Records for the exercise:

****

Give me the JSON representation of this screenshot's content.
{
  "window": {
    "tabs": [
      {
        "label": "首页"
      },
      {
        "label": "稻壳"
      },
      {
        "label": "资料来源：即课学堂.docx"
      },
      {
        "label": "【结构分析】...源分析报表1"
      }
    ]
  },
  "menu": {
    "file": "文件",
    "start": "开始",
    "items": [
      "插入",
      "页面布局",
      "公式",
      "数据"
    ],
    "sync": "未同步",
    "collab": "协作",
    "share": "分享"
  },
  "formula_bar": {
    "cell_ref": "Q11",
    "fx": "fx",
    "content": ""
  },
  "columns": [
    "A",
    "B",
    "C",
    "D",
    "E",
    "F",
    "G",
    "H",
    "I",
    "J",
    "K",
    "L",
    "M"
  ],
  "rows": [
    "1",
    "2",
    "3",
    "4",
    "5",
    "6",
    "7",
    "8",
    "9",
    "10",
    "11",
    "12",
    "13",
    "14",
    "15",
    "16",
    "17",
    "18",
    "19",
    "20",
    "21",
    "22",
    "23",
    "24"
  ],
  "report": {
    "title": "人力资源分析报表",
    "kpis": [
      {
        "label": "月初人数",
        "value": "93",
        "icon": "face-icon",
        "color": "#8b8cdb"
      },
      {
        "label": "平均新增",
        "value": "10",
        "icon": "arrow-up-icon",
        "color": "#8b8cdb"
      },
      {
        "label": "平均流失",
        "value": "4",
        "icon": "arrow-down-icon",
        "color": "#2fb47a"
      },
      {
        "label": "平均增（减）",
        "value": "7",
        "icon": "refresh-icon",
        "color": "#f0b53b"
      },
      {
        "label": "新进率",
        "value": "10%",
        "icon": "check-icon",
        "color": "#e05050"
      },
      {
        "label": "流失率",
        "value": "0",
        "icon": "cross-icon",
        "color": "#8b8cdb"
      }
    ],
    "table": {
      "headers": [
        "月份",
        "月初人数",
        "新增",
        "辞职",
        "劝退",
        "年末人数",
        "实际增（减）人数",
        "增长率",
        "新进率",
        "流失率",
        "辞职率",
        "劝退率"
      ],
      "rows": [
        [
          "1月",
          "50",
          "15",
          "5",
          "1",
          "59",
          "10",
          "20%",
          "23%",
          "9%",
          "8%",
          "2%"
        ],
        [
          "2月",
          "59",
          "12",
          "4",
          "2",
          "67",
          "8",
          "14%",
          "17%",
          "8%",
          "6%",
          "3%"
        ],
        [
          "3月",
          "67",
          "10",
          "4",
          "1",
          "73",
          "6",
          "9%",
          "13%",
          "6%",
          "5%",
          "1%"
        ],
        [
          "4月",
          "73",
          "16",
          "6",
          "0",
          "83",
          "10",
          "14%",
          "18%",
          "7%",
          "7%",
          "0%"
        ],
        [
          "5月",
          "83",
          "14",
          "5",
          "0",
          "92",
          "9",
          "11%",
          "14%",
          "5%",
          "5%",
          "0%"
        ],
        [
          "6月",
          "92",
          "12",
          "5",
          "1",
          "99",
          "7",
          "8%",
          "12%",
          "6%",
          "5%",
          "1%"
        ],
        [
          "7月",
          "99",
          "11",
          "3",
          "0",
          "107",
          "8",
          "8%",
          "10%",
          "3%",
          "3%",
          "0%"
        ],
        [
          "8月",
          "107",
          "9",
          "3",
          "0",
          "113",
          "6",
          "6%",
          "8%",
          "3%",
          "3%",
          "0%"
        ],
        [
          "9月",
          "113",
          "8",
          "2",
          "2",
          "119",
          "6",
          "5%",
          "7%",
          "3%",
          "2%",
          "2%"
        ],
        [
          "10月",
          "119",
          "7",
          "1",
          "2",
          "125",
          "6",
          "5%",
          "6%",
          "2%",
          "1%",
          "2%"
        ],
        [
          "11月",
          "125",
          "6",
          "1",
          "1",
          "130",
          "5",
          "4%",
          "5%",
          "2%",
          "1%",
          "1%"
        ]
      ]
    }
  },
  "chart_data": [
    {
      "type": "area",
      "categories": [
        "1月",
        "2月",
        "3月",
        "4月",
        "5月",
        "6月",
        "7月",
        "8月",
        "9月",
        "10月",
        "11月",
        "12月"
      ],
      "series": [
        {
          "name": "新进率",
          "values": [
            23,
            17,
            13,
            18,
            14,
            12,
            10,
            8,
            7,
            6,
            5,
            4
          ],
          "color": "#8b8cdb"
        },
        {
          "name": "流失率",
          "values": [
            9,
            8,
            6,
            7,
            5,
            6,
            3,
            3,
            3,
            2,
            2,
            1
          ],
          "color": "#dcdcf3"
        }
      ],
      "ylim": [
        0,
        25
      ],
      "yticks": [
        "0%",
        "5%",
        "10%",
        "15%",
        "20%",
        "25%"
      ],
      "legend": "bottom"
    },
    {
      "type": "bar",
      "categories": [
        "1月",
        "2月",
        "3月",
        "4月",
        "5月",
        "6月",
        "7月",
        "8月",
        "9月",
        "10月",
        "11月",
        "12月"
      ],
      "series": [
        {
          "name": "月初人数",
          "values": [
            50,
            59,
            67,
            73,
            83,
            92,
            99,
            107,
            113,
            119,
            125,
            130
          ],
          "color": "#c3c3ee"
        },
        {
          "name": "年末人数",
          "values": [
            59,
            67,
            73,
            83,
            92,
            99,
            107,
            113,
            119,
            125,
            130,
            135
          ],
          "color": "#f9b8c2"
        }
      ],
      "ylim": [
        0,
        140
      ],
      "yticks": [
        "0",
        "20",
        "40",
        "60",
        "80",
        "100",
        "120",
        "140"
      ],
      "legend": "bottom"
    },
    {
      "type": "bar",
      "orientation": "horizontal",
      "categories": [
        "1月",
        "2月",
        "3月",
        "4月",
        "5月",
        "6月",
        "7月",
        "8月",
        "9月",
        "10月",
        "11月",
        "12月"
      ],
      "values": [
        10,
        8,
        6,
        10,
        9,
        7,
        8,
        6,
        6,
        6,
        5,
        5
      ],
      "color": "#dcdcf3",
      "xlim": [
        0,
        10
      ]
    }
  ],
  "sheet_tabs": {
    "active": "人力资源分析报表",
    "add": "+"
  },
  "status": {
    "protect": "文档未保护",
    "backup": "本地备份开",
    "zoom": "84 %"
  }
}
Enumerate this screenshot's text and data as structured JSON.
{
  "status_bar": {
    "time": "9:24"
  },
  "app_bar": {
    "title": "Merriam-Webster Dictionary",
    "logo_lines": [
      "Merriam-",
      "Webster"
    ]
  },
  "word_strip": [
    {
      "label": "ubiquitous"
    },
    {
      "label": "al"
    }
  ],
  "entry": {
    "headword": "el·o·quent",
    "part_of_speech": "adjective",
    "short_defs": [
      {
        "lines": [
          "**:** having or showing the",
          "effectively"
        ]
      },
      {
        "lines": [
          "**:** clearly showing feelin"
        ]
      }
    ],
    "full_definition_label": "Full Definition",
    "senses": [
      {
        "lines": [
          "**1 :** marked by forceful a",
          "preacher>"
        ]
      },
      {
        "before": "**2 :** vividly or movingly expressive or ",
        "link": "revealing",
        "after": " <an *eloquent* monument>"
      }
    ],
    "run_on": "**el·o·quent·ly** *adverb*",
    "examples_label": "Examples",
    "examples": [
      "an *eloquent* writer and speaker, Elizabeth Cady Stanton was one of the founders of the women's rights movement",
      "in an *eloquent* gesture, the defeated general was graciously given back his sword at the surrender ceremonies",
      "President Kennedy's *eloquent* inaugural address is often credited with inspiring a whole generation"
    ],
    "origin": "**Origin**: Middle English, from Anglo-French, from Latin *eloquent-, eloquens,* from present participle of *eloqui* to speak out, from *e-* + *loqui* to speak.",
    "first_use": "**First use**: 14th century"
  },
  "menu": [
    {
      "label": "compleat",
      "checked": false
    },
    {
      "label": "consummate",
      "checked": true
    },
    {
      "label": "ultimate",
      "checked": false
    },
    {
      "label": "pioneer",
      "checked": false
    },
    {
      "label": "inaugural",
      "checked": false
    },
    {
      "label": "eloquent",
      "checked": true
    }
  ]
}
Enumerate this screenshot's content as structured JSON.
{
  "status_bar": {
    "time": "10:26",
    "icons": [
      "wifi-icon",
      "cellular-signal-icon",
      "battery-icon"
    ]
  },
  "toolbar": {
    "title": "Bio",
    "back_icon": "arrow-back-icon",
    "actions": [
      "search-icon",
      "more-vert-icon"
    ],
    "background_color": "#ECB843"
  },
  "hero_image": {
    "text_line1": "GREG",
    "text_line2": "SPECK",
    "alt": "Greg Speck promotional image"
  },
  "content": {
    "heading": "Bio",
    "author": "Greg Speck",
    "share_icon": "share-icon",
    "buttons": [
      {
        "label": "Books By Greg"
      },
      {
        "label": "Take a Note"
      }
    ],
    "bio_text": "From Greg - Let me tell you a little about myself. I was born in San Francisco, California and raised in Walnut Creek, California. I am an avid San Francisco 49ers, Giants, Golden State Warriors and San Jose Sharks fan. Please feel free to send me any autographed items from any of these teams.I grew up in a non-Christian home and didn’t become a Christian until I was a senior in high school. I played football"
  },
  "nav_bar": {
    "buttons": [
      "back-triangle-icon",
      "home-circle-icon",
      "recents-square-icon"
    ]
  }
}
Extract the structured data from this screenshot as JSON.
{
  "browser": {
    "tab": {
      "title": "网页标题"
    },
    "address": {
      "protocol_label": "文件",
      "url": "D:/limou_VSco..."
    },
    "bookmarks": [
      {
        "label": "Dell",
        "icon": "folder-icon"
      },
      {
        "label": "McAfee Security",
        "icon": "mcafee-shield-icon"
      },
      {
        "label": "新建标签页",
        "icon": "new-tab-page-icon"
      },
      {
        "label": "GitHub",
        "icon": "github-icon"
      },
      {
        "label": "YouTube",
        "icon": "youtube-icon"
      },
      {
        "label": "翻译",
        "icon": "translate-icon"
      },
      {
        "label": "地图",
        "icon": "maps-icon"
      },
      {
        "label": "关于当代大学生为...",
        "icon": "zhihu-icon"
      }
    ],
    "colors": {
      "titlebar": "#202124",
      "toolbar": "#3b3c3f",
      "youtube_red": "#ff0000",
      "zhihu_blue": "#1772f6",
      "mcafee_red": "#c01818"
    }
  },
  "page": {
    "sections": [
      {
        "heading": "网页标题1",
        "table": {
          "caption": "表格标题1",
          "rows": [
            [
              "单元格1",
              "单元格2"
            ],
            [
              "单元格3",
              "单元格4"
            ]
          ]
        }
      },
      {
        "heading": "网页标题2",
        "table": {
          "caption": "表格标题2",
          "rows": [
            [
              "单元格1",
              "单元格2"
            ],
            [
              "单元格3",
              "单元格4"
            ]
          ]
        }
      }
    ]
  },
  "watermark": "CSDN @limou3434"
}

****

In the entries above, identify every line with the word "home". Copy those lines.

    "bio_text": "From Greg - Let me tell you a little about myself. I was born in San Francisco, California and raised in Walnut Creek, California. I am an avid San Francisco 49ers, Giants, Golden State Warriors and San Jose Sharks fan. Please feel free to send me any autographed items from any of these teams.I grew up in a non-Christian home and didn’t become a Christian until I was a senior in high school. I played football"
      "home-circle-icon",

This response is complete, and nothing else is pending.